### Required task a
Can you sum up the Crysis thread in two sentences?

### Given passage
Hell why I got my 6600gt now?  Now I won't be able to play crysis damn.


----------



## Rollercoaster (Jun 7, 2006)

Koool.. 
the only artifical thing that stands out is the grass in the lower right screen


----------



## vmp_vivek (Jun 7, 2006)

HOLY ****! AMAZING! I knew that Crysis has that much similarlity to the real world. I don't know how but I will play the game for damn sure.


----------



## wizrulz (Jun 7, 2006)

What is the minimum sys req for CRYSIS...........I AM WAITING FOR IT


----------



## rockthegod (Jun 8, 2006)

The min sys req MAY BE of the foll order:

*3.2 GHz Intel Proc or equivalent

*1024 MB RAM (2048 if u r running VISTA)

*15 GB free HDD space

*Directx 10 Graphics card (Directx 9 cards will be supported but the game will lose most of its flava if it is run in Directx 9 mode ...)

*Windows Vista (with Dx10) or Windows XP (With Dx9.0c)

Note:
These r just my own logical speculations....

Regarding the graphics card, the real time game demo @ E3 2006 was run on a pair of 7800 GTXs in SLi mode emulating Directx 10 under Directx 9.0c and yielded 8-10 FPS in full quality mode with occasional frame freezing.... Now you may speculate about what grafix card requirements this game must have.

BUT again, as many gaming enthusiasts cannot afford top end grafix cards I think there will be some low to ultra low settings available within the game to incorporate support for persons with medium end rigs running Windows XP and cards like 6800 GT/Ultra.


----------



## Chirag (Jun 8, 2006)

Ahh Image opened in Opera. Crysis would be damn cool. Wish I could play it. Only the grass in last time is looking little fake. Otherwise its gr8.


----------



## montsa007 (Jun 8, 2006)

cool man unimaginable


----------



## sysrq (Jun 10, 2006)

*www.crysis-online.com/

all hell break loose!


----------



## sysrq (Jun 10, 2006)

Minimum Requirements

CPU: Athlon 64 3200+/Intel 5xx series
Graphics: Nvidia 6600/X800GTO (SM 2.0)

### Required task b
Which lines of the listing below contain the word "elements"? Show each of them.

(Recorded data)
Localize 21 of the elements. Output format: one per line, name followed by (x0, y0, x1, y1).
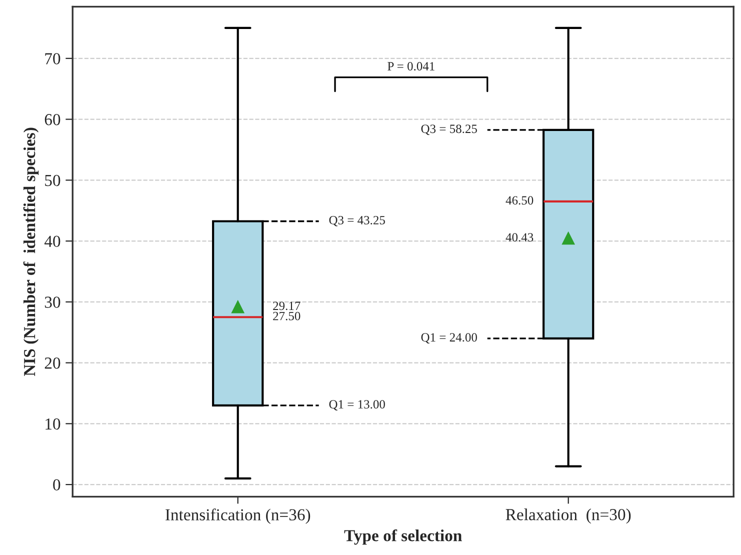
x-tick-label: Relaxation (n=30) (506, 508, 631, 524)
y-tick-label: 70 (45, 53, 60, 64)
annotation: 46.50 (506, 196, 534, 205)
annotation: Q1 = 24.00 (421, 333, 477, 344)
y-tick-label: 50 (45, 174, 60, 186)
annotation: 29.17 (273, 302, 300, 310)
y-tick-label: 30 (44, 296, 60, 308)
annotation: P = 0.041 (388, 62, 434, 71)
y-tick-label: 0 (53, 479, 60, 490)
annotation: 27.50 (273, 312, 300, 320)
annotation: Q3 = 43.25 (329, 216, 385, 226)
y-tick-label: 60 (44, 114, 60, 126)
x-tick-label: Intensification (n=36) (166, 508, 310, 524)
y-axis-title: NIS (Number of identified species) (23, 128, 39, 376)
x-axis-title: Type of selection (344, 529, 462, 545)
y-tick-label: 20 (44, 357, 60, 369)
y-tick-label: 40 (44, 236, 60, 247)
y-tick-label: 10 (46, 418, 60, 430)
annotation: 40.43 (506, 233, 534, 242)
annotation: Q3 = 58.25 (421, 124, 477, 135)
annotation: Q1 = 13.00 (329, 400, 385, 410)
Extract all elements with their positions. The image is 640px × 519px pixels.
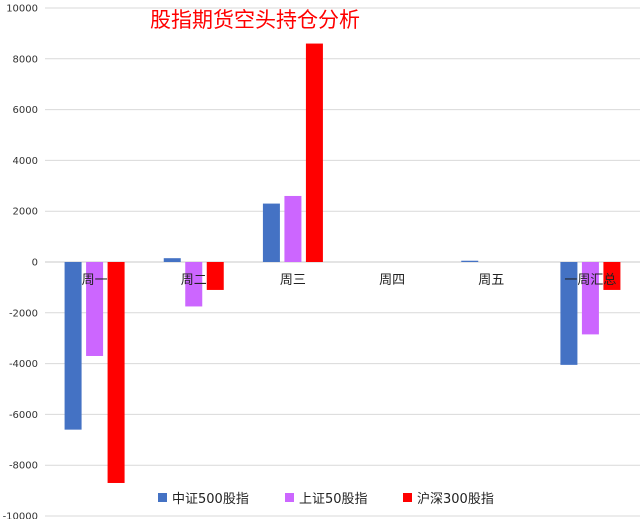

### Exercise solution a
Posters in the Crysis thread react with enthusiasm to images of the game, though two say the grass in one image looks artificial or fake. One poster offers speculative minimum system requirements and notes that the E3 2006 demo ran at 8-10 FPS on a pair of 7800 GTXs in SLi mode, and a later post lists minimum requirements of an Athlon 64 3200+/Intel 5xx series CPU and an Nvidia 6600/X800GTO graphics card.

### Exercise solution b
Localize 21 of the elements. Output format: one per line, name followed by (x0, y0, x1, y1).
Extract all elements with their positions. The image is 640px × 519px pixels.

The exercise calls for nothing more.